--- Region annotation records ---
'''

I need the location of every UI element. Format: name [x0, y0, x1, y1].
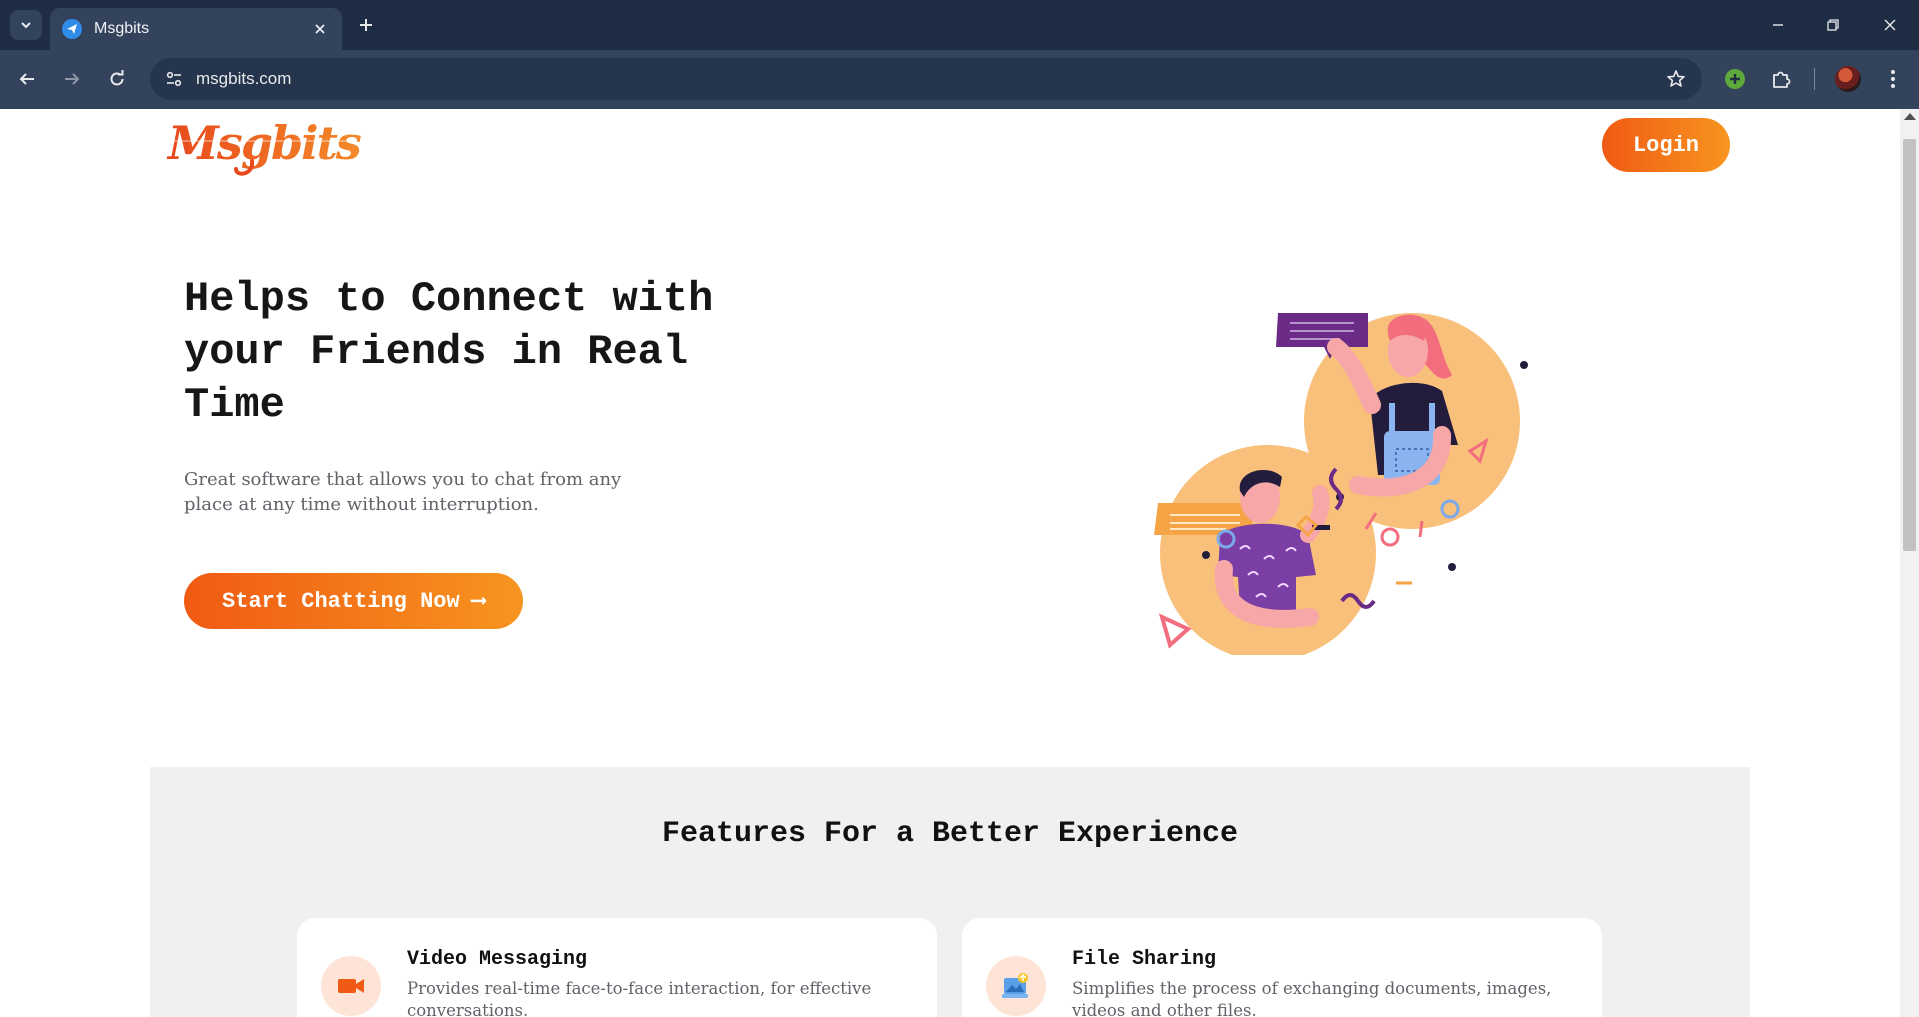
image-upload-icon: [986, 956, 1046, 1016]
restore-icon: [1827, 19, 1839, 31]
extension-green-icon[interactable]: [1720, 64, 1750, 94]
msgbits-logo[interactable]: Msgbits: [166, 115, 363, 186]
browser-menu-button[interactable]: [1878, 64, 1908, 94]
forward-button[interactable]: [56, 63, 88, 95]
feature-description: Simplifies the process of exchanging doc…: [1072, 979, 1552, 1017]
close-icon: [1884, 19, 1896, 31]
cta-label: Start Chatting Now: [222, 588, 460, 614]
browser-tab[interactable]: Msgbits: [50, 8, 342, 50]
hero-subtitle: Great software that allows you to chat f…: [184, 469, 622, 515]
features-title: Features For a Better Experience: [661, 817, 1239, 851]
features-section: Features For a Better Experience Video M…: [150, 767, 1750, 1017]
svg-text:Msgbits: Msgbits: [166, 116, 361, 170]
minimize-icon: [1773, 24, 1783, 26]
reload-button[interactable]: [101, 63, 133, 95]
page-scrollbar[interactable]: [1900, 109, 1919, 1017]
reload-icon: [110, 70, 124, 86]
login-button[interactable]: Login: [1602, 118, 1730, 172]
back-button[interactable]: [11, 63, 43, 95]
close-tab-icon[interactable]: [310, 19, 330, 39]
feature-name: Video Messaging: [407, 948, 588, 971]
address-bar[interactable]: msgbits.com: [150, 58, 1702, 100]
kebab-menu-icon: [1891, 70, 1895, 88]
tab-title: Msgbits: [94, 20, 150, 37]
scroll-up-arrow-icon[interactable]: [1904, 113, 1916, 120]
url-text[interactable]: msgbits.com: [196, 69, 291, 89]
scrollbar-thumb[interactable]: [1903, 139, 1916, 551]
extensions-puzzle-icon[interactable]: [1766, 64, 1796, 94]
video-camera-icon: [321, 956, 381, 1016]
feature-card-file-sharing[interactable]: File Sharing Simplifies the process of e…: [962, 918, 1602, 1017]
browser-tab-bar: Msgbits: [0, 0, 1919, 50]
telegram-favicon-icon: [62, 19, 82, 39]
browser-toolbar: msgbits.com: [0, 50, 1919, 109]
bookmark-star-icon[interactable]: [1664, 67, 1688, 91]
arrow-right-icon: ⟶: [471, 589, 485, 614]
page-viewport: Msgbits Login Helps to Connect with your…: [0, 109, 1900, 1017]
arrow-right-icon: [65, 73, 80, 85]
restore-button[interactable]: [1813, 10, 1853, 40]
tab-search-button[interactable]: [10, 10, 42, 40]
chat-friends-illustration: [1154, 313, 1528, 655]
hero-title: Helps to Connect with your Friends in Re…: [184, 275, 714, 429]
chevron-down-icon: [21, 22, 31, 29]
close-window-button[interactable]: [1870, 10, 1910, 40]
new-tab-button[interactable]: [352, 11, 380, 39]
site-settings-icon[interactable]: [160, 65, 188, 93]
feature-description: Provides real-time face-to-face interact…: [407, 979, 872, 1017]
profile-avatar[interactable]: [1833, 64, 1863, 94]
minimize-button[interactable]: [1758, 10, 1798, 40]
feature-name: File Sharing: [1072, 948, 1217, 971]
arrow-left-icon: [19, 73, 34, 85]
avatar: [1835, 66, 1861, 92]
feature-card-video-messaging[interactable]: Video Messaging Provides real-time face-…: [297, 918, 937, 1017]
toolbar-divider: [1814, 68, 1815, 90]
plus-icon: [360, 19, 372, 31]
start-chatting-button[interactable]: Start Chatting Now ⟶: [184, 573, 523, 629]
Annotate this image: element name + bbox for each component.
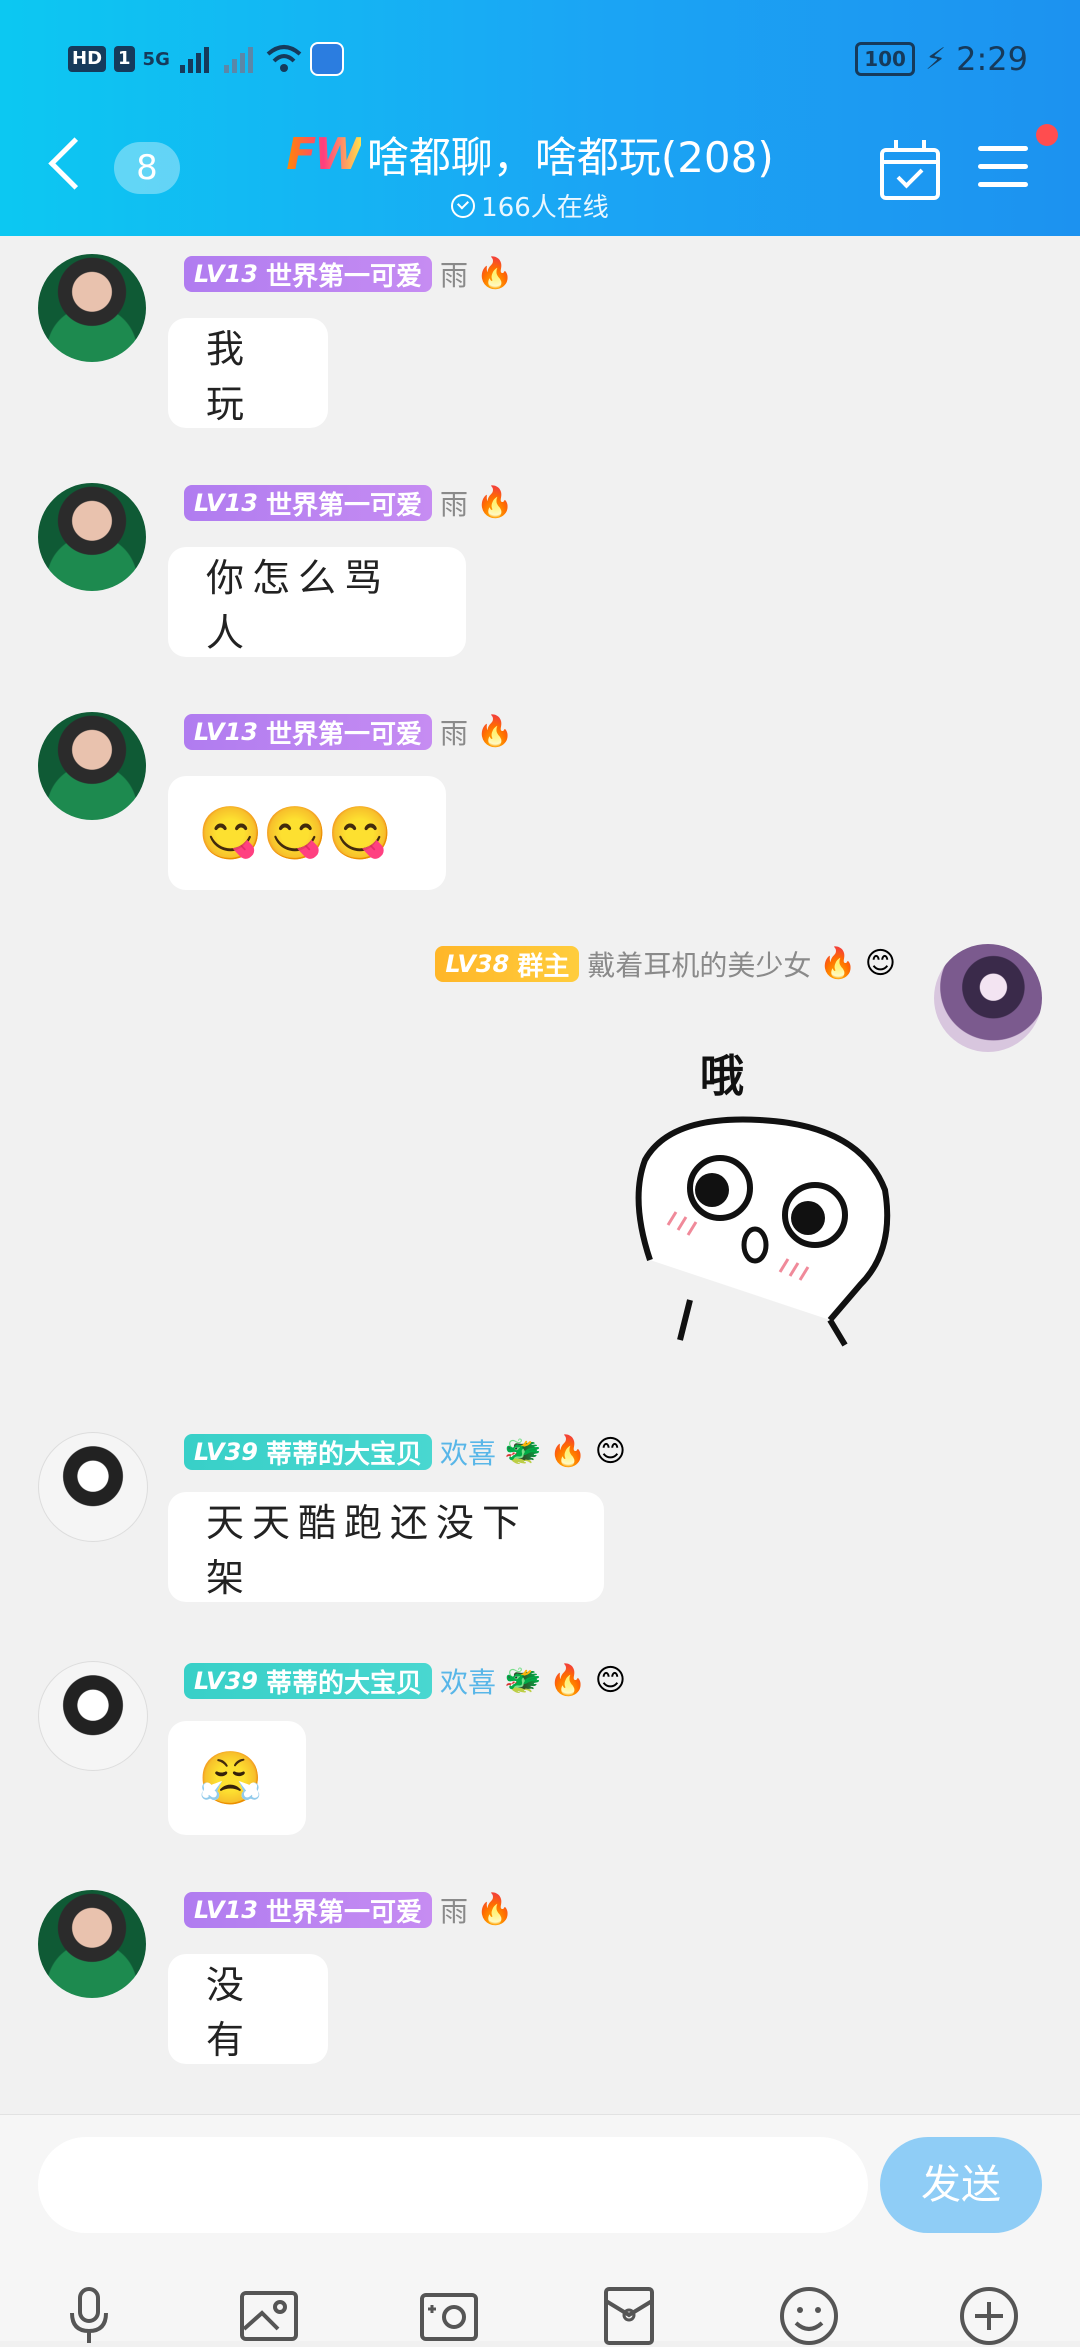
sender-name: 戴着耳机的美少女 bbox=[587, 949, 812, 982]
back-icon[interactable] bbox=[48, 137, 101, 190]
avatar[interactable] bbox=[38, 1432, 148, 1542]
group-title: 啥都聊，啥都玩(208) bbox=[366, 133, 774, 182]
signal-icon bbox=[179, 47, 209, 73]
menu-icon[interactable] bbox=[978, 146, 1028, 200]
camera-icon[interactable] bbox=[418, 2285, 480, 2347]
send-button[interactable]: 发送 bbox=[880, 2137, 1042, 2233]
dragon-icon: 🐲 bbox=[504, 1663, 542, 1698]
sender-meta: LV13 世界第一可爱 雨 🔥 bbox=[184, 1890, 513, 1930]
composer-bar: 发送 bbox=[0, 2114, 1080, 2345]
dragon-icon: 🐲 bbox=[504, 1434, 542, 1469]
smile-flower-icon: 😊 bbox=[594, 1434, 626, 1469]
avatar[interactable] bbox=[38, 1661, 148, 1771]
charging-icon: ⚡ bbox=[925, 41, 947, 77]
message-bubble[interactable]: 没有 bbox=[168, 1954, 328, 2064]
level-badge: LV13 世界第一可爱 bbox=[184, 1892, 432, 1928]
sender-name: 雨 bbox=[439, 259, 468, 292]
battery-indicator: 100 bbox=[855, 42, 916, 76]
status-bar: HD 1 5G 100 ⚡ 2:29 bbox=[0, 40, 1080, 86]
sticker-image[interactable]: 哦 bbox=[630, 1040, 900, 1360]
sender-meta: LV38 群主 戴着耳机的美少女 🔥 😊 bbox=[435, 944, 896, 984]
hd-indicator: HD bbox=[68, 46, 107, 72]
red-packet-icon[interactable] bbox=[598, 2285, 660, 2347]
message-bubble[interactable]: 我玩 bbox=[168, 318, 328, 428]
message-bubble[interactable]: 😋😋😋 bbox=[168, 776, 446, 890]
fire-icon: 🔥 bbox=[476, 256, 514, 291]
level-badge: LV13 世界第一可爱 bbox=[184, 256, 432, 292]
level-badge: LV13 世界第一可爱 bbox=[184, 485, 432, 521]
sender-name: 欢喜 bbox=[439, 1666, 496, 1699]
fire-icon: 🔥 bbox=[549, 1434, 587, 1469]
image-icon[interactable] bbox=[238, 2285, 300, 2347]
fire-icon: 🔥 bbox=[549, 1663, 587, 1698]
fire-icon: 🔥 bbox=[476, 714, 514, 749]
sim-indicator: 1 bbox=[114, 46, 135, 72]
online-icon bbox=[451, 193, 476, 218]
avatar[interactable] bbox=[38, 254, 146, 362]
sender-meta: LV13 世界第一可爱 雨 🔥 bbox=[184, 254, 513, 294]
message-bubble[interactable]: 你怎么骂人 bbox=[168, 547, 466, 657]
chat-header: HD 1 5G 100 ⚡ 2:29 8 FW 啥都聊，啥都玩(208) 166… bbox=[0, 0, 1080, 236]
level-badge: LV39 蒂蒂的大宝贝 bbox=[184, 1434, 432, 1470]
message-bubble[interactable]: 天天酷跑还没下架 bbox=[168, 1492, 604, 1602]
microphone-icon[interactable] bbox=[58, 2285, 120, 2347]
level-badge: LV13 世界第一可爱 bbox=[184, 714, 432, 750]
message-bubble[interactable]: 😤 bbox=[168, 1721, 306, 1835]
group-title-area[interactable]: FW 啥都聊，啥都玩(208) 166人在线 bbox=[250, 124, 810, 224]
avatar[interactable] bbox=[38, 483, 146, 591]
emoji-icon[interactable] bbox=[778, 2285, 840, 2347]
sender-meta: LV13 世界第一可爱 雨 🔥 bbox=[184, 712, 513, 752]
fire-icon: 🔥 bbox=[476, 485, 514, 520]
network-type: 5G bbox=[142, 48, 170, 70]
smile-flower-icon: 😊 bbox=[594, 1663, 626, 1698]
level-badge: LV39 蒂蒂的大宝贝 bbox=[184, 1663, 432, 1699]
fire-icon: 🔥 bbox=[819, 946, 857, 981]
sender-name: 欢喜 bbox=[439, 1437, 496, 1470]
sender-name: 雨 bbox=[439, 1895, 468, 1928]
signal-off-icon bbox=[223, 47, 253, 73]
avatar[interactable] bbox=[934, 944, 1042, 1052]
plus-icon[interactable] bbox=[958, 2285, 1020, 2347]
sender-meta: LV39 蒂蒂的大宝贝 欢喜 🐲 🔥 😊 bbox=[184, 1432, 626, 1472]
fire-icon: 🔥 bbox=[476, 1892, 514, 1927]
clock: 2:29 bbox=[956, 40, 1028, 78]
calendar-checkin-icon[interactable] bbox=[880, 140, 940, 200]
smile-flower-icon: 😊 bbox=[864, 946, 896, 981]
sender-meta: LV39 蒂蒂的大宝贝 欢喜 🐲 🔥 😊 bbox=[184, 1661, 626, 1701]
online-count: 166人在线 bbox=[481, 193, 609, 223]
group-logo: FW bbox=[286, 129, 363, 180]
owner-badge: LV38 群主 bbox=[435, 946, 580, 982]
sender-name: 雨 bbox=[439, 717, 468, 750]
app-status-icon bbox=[309, 42, 344, 76]
notification-dot bbox=[1036, 124, 1058, 146]
message-input[interactable] bbox=[38, 2137, 868, 2233]
avatar[interactable] bbox=[38, 712, 146, 820]
sender-meta: LV13 世界第一可爱 雨 🔥 bbox=[184, 483, 513, 523]
avatar[interactable] bbox=[38, 1890, 146, 1998]
sender-name: 雨 bbox=[439, 488, 468, 521]
unread-badge[interactable]: 8 bbox=[114, 142, 180, 194]
wifi-icon bbox=[266, 45, 302, 72]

'''

--- TASK TO COMPLETE ---
Reproduce word for word the part of the data that opens with the line containing "image-upload-icon: [986, 956, 1046, 1016]" and closes with the line containing "browser-toolbar: msgbits.com: [0, 50, 1919, 109]", keeping both of those lines.

--- TASK OUTPUT ---
image-upload-icon: [986, 956, 1046, 1016]
restore-icon: [1827, 19, 1839, 31]
extension-green-icon[interactable]: [1720, 64, 1750, 94]
msgbits-logo[interactable]: Msgbits: [166, 115, 363, 186]
browser-menu-button[interactable]: [1878, 64, 1908, 94]
forward-button[interactable]: [56, 63, 88, 95]
feature-description: Simplifies the process of exchanging doc…: [1072, 979, 1552, 1017]
close-icon: [1884, 19, 1896, 31]
cta-label: Start Chatting Now: [222, 588, 460, 614]
browser-tab[interactable]: Msgbits: [50, 8, 342, 50]
hero-subtitle: Great software that allows you to chat f…: [184, 469, 622, 515]
features-title: Features For a Better Experience: [661, 817, 1239, 851]
features-section: Features For a Better Experience Video M…: [150, 767, 1750, 1017]
svg-text:Msgbits: Msgbits: [166, 116, 361, 170]
minimize-icon: [1773, 24, 1783, 26]
reload-button[interactable]: [101, 63, 133, 95]
page-scrollbar[interactable]: [1900, 109, 1919, 1017]
reload-icon: [110, 70, 124, 86]
login-button[interactable]: Login: [1602, 118, 1730, 172]
back-button[interactable]: [11, 63, 43, 95]
close-tab-icon[interactable]: [310, 19, 330, 39]
feature-name: Video Messaging: [407, 948, 588, 971]
address-bar[interactable]: msgbits.com: [150, 58, 1702, 100]
kebab-menu-icon: [1891, 70, 1895, 88]
tab-title: Msgbits: [94, 20, 150, 37]
scroll-up-arrow-icon[interactable]: [1904, 113, 1916, 120]
url-text[interactable]: msgbits.com: [196, 69, 291, 89]
scrollbar-thumb[interactable]: [1903, 139, 1916, 551]
extensions-puzzle-icon[interactable]: [1766, 64, 1796, 94]
video-camera-icon: [321, 956, 381, 1016]
feature-card-file-sharing[interactable]: File Sharing Simplifies the process of e…: [962, 918, 1602, 1017]
browser-tab-bar: Msgbits: [0, 0, 1919, 50]
telegram-favicon-icon: [62, 19, 82, 39]
browser-toolbar: msgbits.com: [0, 50, 1919, 109]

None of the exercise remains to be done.